## ENTRIES SUPPLIED
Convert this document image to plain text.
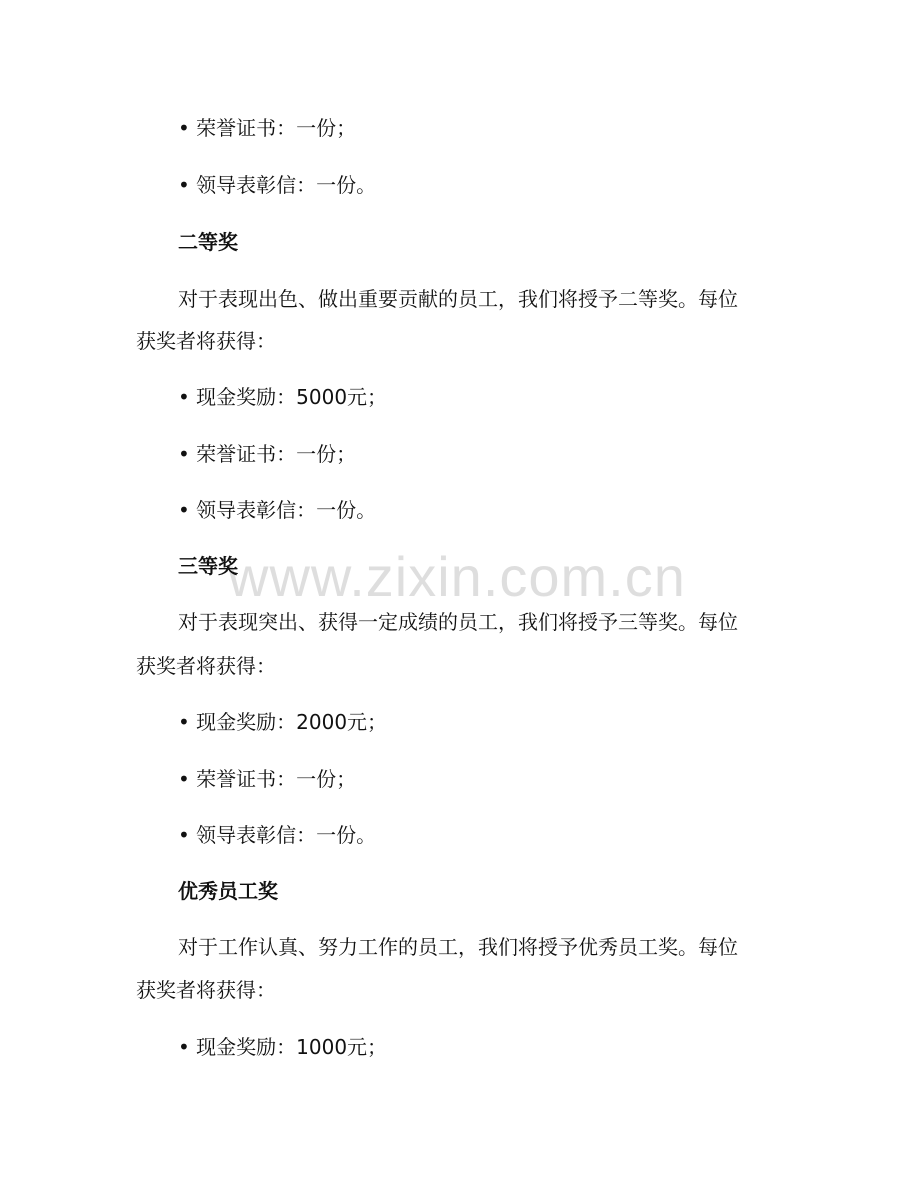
• 荣誉证书：一份；
• 领导表彰信：一份。
二等奖
对于表现出色、做出重要贡献的员工，我们将授予二等奖。每位
获奖者将获得：
• 现金奖励：5000元；
• 荣誉证书：一份；
• 领导表彰信：一份。
三等奖
对于表现突出、获得一定成绩的员工，我们将授予三等奖。每位
获奖者将获得：
• 现金奖励：2000元；
• 荣誉证书：一份；
• 领导表彰信：一份。
优秀员工奖
对于工作认真、努力工作的员工，我们将授予优秀员工奖。每位
获奖者将获得：
• 现金奖励：1000元；
www.zixin.com.cn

## WORK INSTRUCTIONS
Pictures stay out; repeat all the rest of the records exactly.

## RESULT OF THE TASK
Convert this document image to plain text.
• 荣誉证书：一份；
• 领导表彰信：一份。
二等奖
对于表现出色、做出重要贡献的员工，我们将授予二等奖。每位
获奖者将获得：
• 现金奖励：5000元；
• 荣誉证书：一份；
• 领导表彰信：一份。
三等奖
对于表现突出、获得一定成绩的员工，我们将授予三等奖。每位
获奖者将获得：
• 现金奖励：2000元；
• 荣誉证书：一份；
• 领导表彰信：一份。
优秀员工奖
对于工作认真、努力工作的员工，我们将授予优秀员工奖。每位
获奖者将获得：
• 现金奖励：1000元；
www.zixin.com.cn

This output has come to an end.